* BEGIN Given data *

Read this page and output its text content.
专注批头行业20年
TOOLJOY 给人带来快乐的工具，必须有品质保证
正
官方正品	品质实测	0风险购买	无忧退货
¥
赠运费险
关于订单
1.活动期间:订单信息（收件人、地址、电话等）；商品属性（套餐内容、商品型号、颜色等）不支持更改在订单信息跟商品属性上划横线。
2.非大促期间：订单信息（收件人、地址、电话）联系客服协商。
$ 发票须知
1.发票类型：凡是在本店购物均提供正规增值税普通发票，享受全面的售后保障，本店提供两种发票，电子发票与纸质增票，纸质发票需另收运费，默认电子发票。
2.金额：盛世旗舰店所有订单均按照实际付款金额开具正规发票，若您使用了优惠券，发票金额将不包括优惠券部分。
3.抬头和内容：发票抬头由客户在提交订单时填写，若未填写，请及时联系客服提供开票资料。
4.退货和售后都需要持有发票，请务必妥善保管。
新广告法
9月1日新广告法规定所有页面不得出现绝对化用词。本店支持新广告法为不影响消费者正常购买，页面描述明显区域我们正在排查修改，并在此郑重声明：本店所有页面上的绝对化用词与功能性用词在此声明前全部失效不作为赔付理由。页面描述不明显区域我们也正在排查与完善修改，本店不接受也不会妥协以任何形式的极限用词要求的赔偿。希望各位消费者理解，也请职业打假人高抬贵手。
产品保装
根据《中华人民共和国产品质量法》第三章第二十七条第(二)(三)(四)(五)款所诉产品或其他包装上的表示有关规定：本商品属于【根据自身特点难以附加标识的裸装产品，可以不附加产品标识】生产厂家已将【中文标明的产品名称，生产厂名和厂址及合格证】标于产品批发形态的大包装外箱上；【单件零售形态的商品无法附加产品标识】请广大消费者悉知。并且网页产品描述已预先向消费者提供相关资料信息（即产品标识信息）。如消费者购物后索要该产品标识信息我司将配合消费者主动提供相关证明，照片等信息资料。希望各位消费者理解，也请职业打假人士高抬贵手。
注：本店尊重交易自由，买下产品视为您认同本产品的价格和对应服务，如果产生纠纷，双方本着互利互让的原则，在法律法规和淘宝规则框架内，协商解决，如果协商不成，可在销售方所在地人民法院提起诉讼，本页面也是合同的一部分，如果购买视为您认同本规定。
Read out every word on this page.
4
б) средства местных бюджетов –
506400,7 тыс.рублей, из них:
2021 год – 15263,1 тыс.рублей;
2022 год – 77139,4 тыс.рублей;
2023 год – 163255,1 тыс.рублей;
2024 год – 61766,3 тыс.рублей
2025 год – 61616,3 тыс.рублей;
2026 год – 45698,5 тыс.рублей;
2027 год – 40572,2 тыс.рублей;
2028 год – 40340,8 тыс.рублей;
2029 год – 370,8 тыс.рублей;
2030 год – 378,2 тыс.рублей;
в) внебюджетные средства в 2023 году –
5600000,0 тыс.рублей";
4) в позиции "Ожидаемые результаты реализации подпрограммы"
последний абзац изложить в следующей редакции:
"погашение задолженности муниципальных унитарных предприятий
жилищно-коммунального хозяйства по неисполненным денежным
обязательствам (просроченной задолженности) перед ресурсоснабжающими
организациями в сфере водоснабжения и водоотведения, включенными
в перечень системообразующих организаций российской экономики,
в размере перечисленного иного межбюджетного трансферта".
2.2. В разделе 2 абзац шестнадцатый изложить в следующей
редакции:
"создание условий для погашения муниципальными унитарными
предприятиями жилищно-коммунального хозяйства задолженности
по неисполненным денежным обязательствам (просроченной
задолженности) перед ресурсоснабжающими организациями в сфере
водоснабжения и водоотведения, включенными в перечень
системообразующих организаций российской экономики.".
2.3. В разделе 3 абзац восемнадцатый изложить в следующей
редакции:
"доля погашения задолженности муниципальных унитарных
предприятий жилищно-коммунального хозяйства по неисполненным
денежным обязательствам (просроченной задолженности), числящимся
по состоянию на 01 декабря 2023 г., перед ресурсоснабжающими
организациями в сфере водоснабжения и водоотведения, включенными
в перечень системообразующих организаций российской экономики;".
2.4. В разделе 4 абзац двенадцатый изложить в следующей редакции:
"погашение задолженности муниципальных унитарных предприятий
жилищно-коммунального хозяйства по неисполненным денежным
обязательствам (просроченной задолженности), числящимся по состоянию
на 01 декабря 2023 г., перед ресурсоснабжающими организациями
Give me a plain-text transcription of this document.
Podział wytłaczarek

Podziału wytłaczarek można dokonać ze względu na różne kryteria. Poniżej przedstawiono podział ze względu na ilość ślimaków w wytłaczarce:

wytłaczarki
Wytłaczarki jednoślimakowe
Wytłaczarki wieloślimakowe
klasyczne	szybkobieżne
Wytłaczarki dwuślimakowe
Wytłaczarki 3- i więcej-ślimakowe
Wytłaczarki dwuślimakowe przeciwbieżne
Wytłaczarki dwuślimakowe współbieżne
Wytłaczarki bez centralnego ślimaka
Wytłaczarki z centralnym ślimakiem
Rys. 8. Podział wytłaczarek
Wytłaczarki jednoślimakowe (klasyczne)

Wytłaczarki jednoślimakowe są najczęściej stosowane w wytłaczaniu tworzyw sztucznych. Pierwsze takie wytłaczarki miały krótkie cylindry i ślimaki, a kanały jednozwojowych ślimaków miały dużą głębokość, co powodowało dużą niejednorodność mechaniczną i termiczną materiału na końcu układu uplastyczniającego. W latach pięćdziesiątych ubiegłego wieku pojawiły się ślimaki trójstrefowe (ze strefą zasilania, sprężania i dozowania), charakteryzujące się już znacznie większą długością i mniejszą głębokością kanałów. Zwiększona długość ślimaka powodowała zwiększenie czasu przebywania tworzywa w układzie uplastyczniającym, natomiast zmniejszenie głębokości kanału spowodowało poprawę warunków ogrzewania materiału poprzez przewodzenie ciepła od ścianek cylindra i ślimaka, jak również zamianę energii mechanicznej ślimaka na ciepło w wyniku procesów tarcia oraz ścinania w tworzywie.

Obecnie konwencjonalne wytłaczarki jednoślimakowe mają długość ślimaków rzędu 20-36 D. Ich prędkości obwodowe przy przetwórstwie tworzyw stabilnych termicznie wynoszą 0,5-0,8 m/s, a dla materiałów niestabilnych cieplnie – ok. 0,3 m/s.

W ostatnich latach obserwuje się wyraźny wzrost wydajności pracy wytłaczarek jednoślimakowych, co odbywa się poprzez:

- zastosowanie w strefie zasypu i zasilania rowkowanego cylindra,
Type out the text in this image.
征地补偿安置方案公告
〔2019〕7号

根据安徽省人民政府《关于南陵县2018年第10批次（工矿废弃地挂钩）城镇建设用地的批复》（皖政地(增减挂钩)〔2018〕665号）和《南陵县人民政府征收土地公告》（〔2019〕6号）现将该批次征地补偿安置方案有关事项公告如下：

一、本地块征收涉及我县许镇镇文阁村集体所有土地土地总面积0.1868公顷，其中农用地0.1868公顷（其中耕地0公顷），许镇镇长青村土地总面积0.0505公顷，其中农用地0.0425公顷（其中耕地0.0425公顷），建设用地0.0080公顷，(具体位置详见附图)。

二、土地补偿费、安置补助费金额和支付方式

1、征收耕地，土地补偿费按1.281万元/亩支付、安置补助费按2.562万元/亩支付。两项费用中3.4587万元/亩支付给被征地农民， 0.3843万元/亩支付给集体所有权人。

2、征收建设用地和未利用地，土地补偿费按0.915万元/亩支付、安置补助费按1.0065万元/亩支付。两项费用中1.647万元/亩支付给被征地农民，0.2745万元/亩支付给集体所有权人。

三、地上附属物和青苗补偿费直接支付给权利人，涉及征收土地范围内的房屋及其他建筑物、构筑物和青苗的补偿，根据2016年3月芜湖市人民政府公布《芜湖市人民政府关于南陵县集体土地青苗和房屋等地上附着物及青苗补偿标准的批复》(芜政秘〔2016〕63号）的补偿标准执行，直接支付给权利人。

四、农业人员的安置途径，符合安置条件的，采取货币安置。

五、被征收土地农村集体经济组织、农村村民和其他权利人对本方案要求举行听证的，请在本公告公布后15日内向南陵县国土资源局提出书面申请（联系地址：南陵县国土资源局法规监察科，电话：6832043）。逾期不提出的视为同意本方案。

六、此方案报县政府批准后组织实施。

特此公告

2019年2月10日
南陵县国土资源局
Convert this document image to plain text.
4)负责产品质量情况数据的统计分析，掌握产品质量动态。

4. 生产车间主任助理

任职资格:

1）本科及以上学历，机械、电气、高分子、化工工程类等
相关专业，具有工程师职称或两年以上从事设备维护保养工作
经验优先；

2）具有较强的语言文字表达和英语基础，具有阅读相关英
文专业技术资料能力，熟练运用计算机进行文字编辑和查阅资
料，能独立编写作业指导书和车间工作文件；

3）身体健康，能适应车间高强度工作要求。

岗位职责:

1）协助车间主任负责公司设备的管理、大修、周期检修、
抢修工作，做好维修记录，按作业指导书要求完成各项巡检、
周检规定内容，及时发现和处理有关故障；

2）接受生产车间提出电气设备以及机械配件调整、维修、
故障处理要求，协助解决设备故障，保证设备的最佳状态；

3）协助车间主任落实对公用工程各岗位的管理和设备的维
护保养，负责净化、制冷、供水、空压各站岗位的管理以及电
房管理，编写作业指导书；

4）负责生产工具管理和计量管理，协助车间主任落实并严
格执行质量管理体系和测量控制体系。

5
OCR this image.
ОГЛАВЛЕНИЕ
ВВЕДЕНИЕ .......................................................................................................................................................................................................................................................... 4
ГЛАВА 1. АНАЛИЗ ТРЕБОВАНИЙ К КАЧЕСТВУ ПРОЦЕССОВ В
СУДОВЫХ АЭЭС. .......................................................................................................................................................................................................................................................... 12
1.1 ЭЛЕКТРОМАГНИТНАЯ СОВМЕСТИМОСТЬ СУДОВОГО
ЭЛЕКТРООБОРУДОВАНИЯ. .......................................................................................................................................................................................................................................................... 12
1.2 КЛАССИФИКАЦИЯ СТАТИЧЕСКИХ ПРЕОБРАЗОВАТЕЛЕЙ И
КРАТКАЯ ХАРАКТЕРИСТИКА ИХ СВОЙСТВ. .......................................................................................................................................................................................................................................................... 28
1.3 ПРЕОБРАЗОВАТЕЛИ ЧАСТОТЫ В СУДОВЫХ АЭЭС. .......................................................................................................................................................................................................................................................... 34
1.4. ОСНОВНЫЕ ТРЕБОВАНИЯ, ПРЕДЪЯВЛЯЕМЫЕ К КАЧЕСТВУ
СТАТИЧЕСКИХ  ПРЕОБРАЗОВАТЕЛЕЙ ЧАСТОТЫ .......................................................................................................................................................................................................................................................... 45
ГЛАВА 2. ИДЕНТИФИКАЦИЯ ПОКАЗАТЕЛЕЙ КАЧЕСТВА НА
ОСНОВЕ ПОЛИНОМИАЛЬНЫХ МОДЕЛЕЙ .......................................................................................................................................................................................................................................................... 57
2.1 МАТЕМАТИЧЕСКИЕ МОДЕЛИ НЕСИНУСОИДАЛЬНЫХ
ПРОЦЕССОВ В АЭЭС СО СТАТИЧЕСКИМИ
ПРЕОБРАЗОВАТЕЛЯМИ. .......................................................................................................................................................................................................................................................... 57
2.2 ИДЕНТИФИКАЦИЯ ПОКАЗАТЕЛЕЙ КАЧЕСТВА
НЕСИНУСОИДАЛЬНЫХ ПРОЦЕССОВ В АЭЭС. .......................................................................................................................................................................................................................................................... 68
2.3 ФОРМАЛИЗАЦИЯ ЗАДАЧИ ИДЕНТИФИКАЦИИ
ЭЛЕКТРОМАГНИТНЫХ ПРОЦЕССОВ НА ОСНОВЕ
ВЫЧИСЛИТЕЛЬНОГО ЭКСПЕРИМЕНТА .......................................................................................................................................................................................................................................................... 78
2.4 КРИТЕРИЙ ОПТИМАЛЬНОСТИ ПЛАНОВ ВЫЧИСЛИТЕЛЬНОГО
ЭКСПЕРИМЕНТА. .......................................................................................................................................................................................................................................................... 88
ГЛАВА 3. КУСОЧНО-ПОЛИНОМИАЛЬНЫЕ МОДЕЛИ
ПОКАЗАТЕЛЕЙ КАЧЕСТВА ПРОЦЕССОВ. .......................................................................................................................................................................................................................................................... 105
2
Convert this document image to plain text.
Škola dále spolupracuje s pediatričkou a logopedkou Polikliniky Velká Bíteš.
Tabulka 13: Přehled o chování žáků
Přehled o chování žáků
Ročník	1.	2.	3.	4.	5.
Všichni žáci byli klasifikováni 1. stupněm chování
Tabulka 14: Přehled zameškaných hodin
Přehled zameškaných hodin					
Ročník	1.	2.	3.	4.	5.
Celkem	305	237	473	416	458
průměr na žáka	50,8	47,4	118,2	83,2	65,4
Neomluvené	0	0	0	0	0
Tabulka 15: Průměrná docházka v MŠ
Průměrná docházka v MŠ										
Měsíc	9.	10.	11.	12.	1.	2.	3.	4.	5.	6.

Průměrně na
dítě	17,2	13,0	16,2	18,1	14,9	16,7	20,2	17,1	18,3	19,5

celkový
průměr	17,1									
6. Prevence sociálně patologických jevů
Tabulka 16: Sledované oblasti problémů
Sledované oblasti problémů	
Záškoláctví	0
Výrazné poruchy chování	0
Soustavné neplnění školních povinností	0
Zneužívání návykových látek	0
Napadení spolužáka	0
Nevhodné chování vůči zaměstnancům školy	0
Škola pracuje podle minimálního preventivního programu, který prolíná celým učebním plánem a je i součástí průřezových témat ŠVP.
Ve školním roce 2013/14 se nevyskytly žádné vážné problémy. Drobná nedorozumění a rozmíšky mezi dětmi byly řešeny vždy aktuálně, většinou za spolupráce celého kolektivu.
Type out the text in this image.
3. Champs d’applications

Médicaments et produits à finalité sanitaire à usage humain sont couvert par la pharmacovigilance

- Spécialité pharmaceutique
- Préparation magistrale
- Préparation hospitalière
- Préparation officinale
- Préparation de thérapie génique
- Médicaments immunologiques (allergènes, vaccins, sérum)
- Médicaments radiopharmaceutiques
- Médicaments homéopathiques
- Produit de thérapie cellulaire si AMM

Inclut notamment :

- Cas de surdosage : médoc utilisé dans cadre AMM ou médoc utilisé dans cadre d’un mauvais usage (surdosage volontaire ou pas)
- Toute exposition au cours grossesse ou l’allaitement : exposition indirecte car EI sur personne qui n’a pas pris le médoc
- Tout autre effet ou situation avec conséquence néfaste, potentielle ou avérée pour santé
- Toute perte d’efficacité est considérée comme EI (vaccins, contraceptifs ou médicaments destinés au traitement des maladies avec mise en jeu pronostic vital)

* END Given data *

## Work to be completed
Isolate the lines that hold the word "poprzez" and copy all of them.

## Finished task
Wytłaczarki jednoślimakowe są najczęściej stosowane w wytłaczaniu tworzyw sztucznych. Pierwsze takie wytłaczarki miały krótkie cylindry i ślimaki, a kanały jednozwojowych ślimaków miały dużą głębokość, co powodowało dużą niejednorodność mechaniczną i termiczną materiału na końcu układu uplastyczniającego. W latach pięćdziesiątych ubiegłego wieku pojawiły się ślimaki trójstrefowe (ze strefą zasilania, sprężania i dozowania), charakteryzujące się już znacznie większą długością i mniejszą głębokością kanałów. Zwiększona długość ślimaka powodowała zwiększenie czasu przebywania tworzywa w układzie uplastyczniającym, natomiast zmniejszenie głębokości kanału spowodowało poprawę warunków ogrzewania materiału poprzez przewodzenie ciepła od ścianek cylindra i ślimaka, jak również zamianę energii mechanicznej ślimaka na ciepło w wyniku procesów tarcia oraz ścinania w tworzywie.
W ostatnich latach obserwuje się wyraźny wzrost wydajności pracy wytłaczarek jednoślimakowych, co odbywa się poprzez:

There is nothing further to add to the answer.